*OBJECTIVE*
Leave out the pictures and restate the rest of the data exactly.

*DATASET RECORDS*
····················
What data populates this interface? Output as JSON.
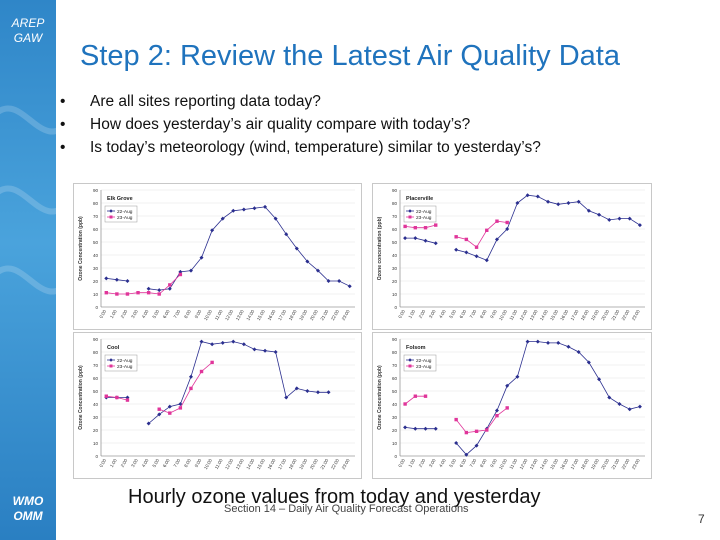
{
  "branding": {
    "top_logo": [
      "AREP",
      "GAW"
    ],
    "bottom_logo": [
      "WMO",
      "OMM"
    ]
  },
  "title": "Step 2:  Review the Latest Air Quality Data",
  "bullets": [
    "Are all sites reporting data today?",
    "How does yesterday’s air quality compare with today’s?",
    "Is today’s meteorology (wind, temperature) similar to yesterday’s?"
  ],
  "caption": "Hourly ozone values from today and yesterday",
  "footer": "Section 14 – Daily Air Quality Forecast Operations",
  "page_number": "7",
  "chart_data": [
    {
      "type": "line",
      "title": "Elk Grove",
      "ylabel": "Ozone Concentration (ppb)",
      "ylim": [
        0,
        90
      ],
      "yticks": [
        0,
        10,
        20,
        30,
        40,
        50,
        60,
        70,
        80,
        90
      ],
      "x": [
        "0:00",
        "1:00",
        "2:00",
        "3:00",
        "4:00",
        "5:00",
        "6:00",
        "7:00",
        "8:00",
        "9:00",
        "10:00",
        "11:00",
        "12:00",
        "13:00",
        "14:00",
        "15:00",
        "16:00",
        "17:00",
        "18:00",
        "19:00",
        "20:00",
        "21:00",
        "22:00",
        "23:00"
      ],
      "series": [
        {
          "name": "22-Aug",
          "color": "#2b2f8f",
          "marker": "diamond",
          "values": [
            22,
            21,
            20,
            null,
            14,
            13,
            14,
            27,
            28,
            38,
            59,
            68,
            74,
            75,
            76,
            77,
            68,
            56,
            45,
            35,
            28,
            20,
            20,
            16
          ]
        },
        {
          "name": "23-Aug",
          "color": "#e0359a",
          "marker": "square",
          "values": [
            11,
            10,
            10,
            11,
            11,
            10,
            17,
            25,
            null,
            null,
            null,
            null,
            null,
            null,
            null,
            null,
            null,
            null,
            null,
            null,
            null,
            null,
            null,
            null
          ]
        }
      ]
    },
    {
      "type": "line",
      "title": "Placerville",
      "ylabel": "Ozone concentration (ppb)",
      "ylim": [
        0,
        90
      ],
      "yticks": [
        0,
        10,
        20,
        30,
        40,
        50,
        60,
        70,
        80,
        90
      ],
      "x": [
        "0:00",
        "1:00",
        "2:00",
        "3:00",
        "4:00",
        "5:00",
        "6:00",
        "7:00",
        "8:00",
        "9:00",
        "10:00",
        "11:00",
        "12:00",
        "13:00",
        "14:00",
        "15:00",
        "16:00",
        "17:00",
        "18:00",
        "19:00",
        "20:00",
        "21:00",
        "22:00",
        "23:00"
      ],
      "series": [
        {
          "name": "22-Aug",
          "color": "#2b2f8f",
          "marker": "diamond",
          "values": [
            53,
            53,
            51,
            49,
            null,
            44,
            42,
            39,
            36,
            52,
            60,
            80,
            86,
            85,
            81,
            79,
            80,
            81,
            74,
            71,
            67,
            68,
            68,
            63
          ]
        },
        {
          "name": "23-Aug",
          "color": "#e0359a",
          "marker": "square",
          "values": [
            62,
            61,
            61,
            63,
            null,
            54,
            52,
            46,
            59,
            66,
            65,
            null,
            null,
            null,
            null,
            null,
            null,
            null,
            null,
            null,
            null,
            null,
            null,
            null
          ]
        }
      ]
    },
    {
      "type": "line",
      "title": "Cool",
      "ylabel": "Ozone Concentration (ppb)",
      "ylim": [
        0,
        90
      ],
      "yticks": [
        0,
        10,
        20,
        30,
        40,
        50,
        60,
        70,
        80,
        90
      ],
      "x": [
        "0:00",
        "1:00",
        "2:00",
        "3:00",
        "4:00",
        "5:00",
        "6:00",
        "7:00",
        "8:00",
        "9:00",
        "10:00",
        "11:00",
        "12:00",
        "13:00",
        "14:00",
        "15:00",
        "16:00",
        "17:00",
        "18:00",
        "19:00",
        "20:00",
        "21:00",
        "22:00",
        "23:00"
      ],
      "series": [
        {
          "name": "22-Aug",
          "color": "#2b2f8f",
          "marker": "diamond",
          "values": [
            45,
            45,
            45,
            null,
            25,
            32,
            38,
            40,
            61,
            88,
            86,
            87,
            88,
            86,
            82,
            81,
            80,
            45,
            52,
            50,
            49,
            49,
            null,
            null
          ]
        },
        {
          "name": "23-Aug",
          "color": "#e0359a",
          "marker": "square",
          "values": [
            46,
            45,
            43,
            null,
            null,
            36,
            33,
            37,
            52,
            65,
            72,
            null,
            null,
            null,
            null,
            null,
            null,
            null,
            null,
            null,
            null,
            null,
            null,
            null
          ]
        }
      ]
    },
    {
      "type": "line",
      "title": "Folsom",
      "ylabel": "Ozone Concentration (ppb)",
      "ylim": [
        0,
        90
      ],
      "yticks": [
        0,
        10,
        20,
        30,
        40,
        50,
        60,
        70,
        80,
        90
      ],
      "x": [
        "0:00",
        "1:00",
        "2:00",
        "3:00",
        "4:00",
        "5:00",
        "6:00",
        "7:00",
        "8:00",
        "9:00",
        "10:00",
        "11:00",
        "12:00",
        "13:00",
        "14:00",
        "15:00",
        "16:00",
        "17:00",
        "18:00",
        "19:00",
        "20:00",
        "21:00",
        "22:00",
        "23:00"
      ],
      "series": [
        {
          "name": "22-Aug",
          "color": "#2b2f8f",
          "marker": "diamond",
          "values": [
            22,
            21,
            21,
            21,
            null,
            10,
            1,
            8,
            21,
            35,
            54,
            61,
            88,
            88,
            87,
            87,
            84,
            80,
            72,
            59,
            45,
            40,
            36,
            38
          ]
        },
        {
          "name": "23-Aug",
          "color": "#e0359a",
          "marker": "square",
          "values": [
            40,
            46,
            46,
            null,
            null,
            28,
            18,
            19,
            20,
            31,
            37,
            null,
            null,
            null,
            null,
            null,
            null,
            null,
            null,
            null,
            null,
            null,
            null,
            null
          ]
        }
      ]
    }
  ]
}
····················
*SOLVED PROBLEM*
What data populates this interface? Output as JSON.
{
  "branding": {
    "top_logo": [
      "AREP",
      "GAW"
    ],
    "bottom_logo": [
      "WMO",
      "OMM"
    ]
  },
  "title": "Step 2:  Review the Latest Air Quality Data",
  "bullets": [
    "Are all sites reporting data today?",
    "How does yesterday’s air quality compare with today’s?",
    "Is today’s meteorology (wind, temperature) similar to yesterday’s?"
  ],
  "caption": "Hourly ozone values from today and yesterday",
  "footer": "Section 14 – Daily Air Quality Forecast Operations",
  "page_number": "7",
  "chart_data": [
    {
      "type": "line",
      "title": "Elk Grove",
      "ylabel": "Ozone Concentration (ppb)",
      "ylim": [
        0,
        90
      ],
      "yticks": [
        0,
        10,
        20,
        30,
        40,
        50,
        60,
        70,
        80,
        90
      ],
      "x": [
        "0:00",
        "1:00",
        "2:00",
        "3:00",
        "4:00",
        "5:00",
        "6:00",
        "7:00",
        "8:00",
        "9:00",
        "10:00",
        "11:00",
        "12:00",
        "13:00",
        "14:00",
        "15:00",
        "16:00",
        "17:00",
        "18:00",
        "19:00",
        "20:00",
        "21:00",
        "22:00",
        "23:00"
      ],
      "series": [
        {
          "name": "22-Aug",
          "color": "#2b2f8f",
          "marker": "diamond",
          "values": [
            22,
            21,
            20,
            null,
            14,
            13,
            14,
            27,
            28,
            38,
            59,
            68,
            74,
            75,
            76,
            77,
            68,
            56,
            45,
            35,
            28,
            20,
            20,
            16
          ]
        },
        {
          "name": "23-Aug",
          "color": "#e0359a",
          "marker": "square",
          "values": [
            11,
            10,
            10,
            11,
            11,
            10,
            17,
            25,
            null,
            null,
            null,
            null,
            null,
            null,
            null,
            null,
            null,
            null,
            null,
            null,
            null,
            null,
            null,
            null
          ]
        }
      ]
    },
    {
      "type": "line",
      "title": "Placerville",
      "ylabel": "Ozone concentration (ppb)",
      "ylim": [
        0,
        90
      ],
      "yticks": [
        0,
        10,
        20,
        30,
        40,
        50,
        60,
        70,
        80,
        90
      ],
      "x": [
        "0:00",
        "1:00",
        "2:00",
        "3:00",
        "4:00",
        "5:00",
        "6:00",
        "7:00",
        "8:00",
        "9:00",
        "10:00",
        "11:00",
        "12:00",
        "13:00",
        "14:00",
        "15:00",
        "16:00",
        "17:00",
        "18:00",
        "19:00",
        "20:00",
        "21:00",
        "22:00",
        "23:00"
      ],
      "series": [
        {
          "name": "22-Aug",
          "color": "#2b2f8f",
          "marker": "diamond",
          "values": [
            53,
            53,
            51,
            49,
            null,
            44,
            42,
            39,
            36,
            52,
            60,
            80,
            86,
            85,
            81,
            79,
            80,
            81,
            74,
            71,
            67,
            68,
            68,
            63
          ]
        },
        {
          "name": "23-Aug",
          "color": "#e0359a",
          "marker": "square",
          "values": [
            62,
            61,
            61,
            63,
            null,
            54,
            52,
            46,
            59,
            66,
            65,
            null,
            null,
            null,
            null,
            null,
            null,
            null,
            null,
            null,
            null,
            null,
            null,
            null
          ]
        }
      ]
    },
    {
      "type": "line",
      "title": "Cool",
      "ylabel": "Ozone Concentration (ppb)",
      "ylim": [
        0,
        90
      ],
      "yticks": [
        0,
        10,
        20,
        30,
        40,
        50,
        60,
        70,
        80,
        90
      ],
      "x": [
        "0:00",
        "1:00",
        "2:00",
        "3:00",
        "4:00",
        "5:00",
        "6:00",
        "7:00",
        "8:00",
        "9:00",
        "10:00",
        "11:00",
        "12:00",
        "13:00",
        "14:00",
        "15:00",
        "16:00",
        "17:00",
        "18:00",
        "19:00",
        "20:00",
        "21:00",
        "22:00",
        "23:00"
      ],
      "series": [
        {
          "name": "22-Aug",
          "color": "#2b2f8f",
          "marker": "diamond",
          "values": [
            45,
            45,
            45,
            null,
            25,
            32,
            38,
            40,
            61,
            88,
            86,
            87,
            88,
            86,
            82,
            81,
            80,
            45,
            52,
            50,
            49,
            49,
            null,
            null
          ]
        },
        {
          "name": "23-Aug",
          "color": "#e0359a",
          "marker": "square",
          "values": [
            46,
            45,
            43,
            null,
            null,
            36,
            33,
            37,
            52,
            65,
            72,
            null,
            null,
            null,
            null,
            null,
            null,
            null,
            null,
            null,
            null,
            null,
            null,
            null
          ]
        }
      ]
    },
    {
      "type": "line",
      "title": "Folsom",
      "ylabel": "Ozone Concentration (ppb)",
      "ylim": [
        0,
        90
      ],
      "yticks": [
        0,
        10,
        20,
        30,
        40,
        50,
        60,
        70,
        80,
        90
      ],
      "x": [
        "0:00",
        "1:00",
        "2:00",
        "3:00",
        "4:00",
        "5:00",
        "6:00",
        "7:00",
        "8:00",
        "9:00",
        "10:00",
        "11:00",
        "12:00",
        "13:00",
        "14:00",
        "15:00",
        "16:00",
        "17:00",
        "18:00",
        "19:00",
        "20:00",
        "21:00",
        "22:00",
        "23:00"
      ],
      "series": [
        {
          "name": "22-Aug",
          "color": "#2b2f8f",
          "marker": "diamond",
          "values": [
            22,
            21,
            21,
            21,
            null,
            10,
            1,
            8,
            21,
            35,
            54,
            61,
            88,
            88,
            87,
            87,
            84,
            80,
            72,
            59,
            45,
            40,
            36,
            38
          ]
        },
        {
          "name": "23-Aug",
          "color": "#e0359a",
          "marker": "square",
          "values": [
            40,
            46,
            46,
            null,
            null,
            28,
            18,
            19,
            20,
            31,
            37,
            null,
            null,
            null,
            null,
            null,
            null,
            null,
            null,
            null,
            null,
            null,
            null,
            null
          ]
        }
      ]
    }
  ]
}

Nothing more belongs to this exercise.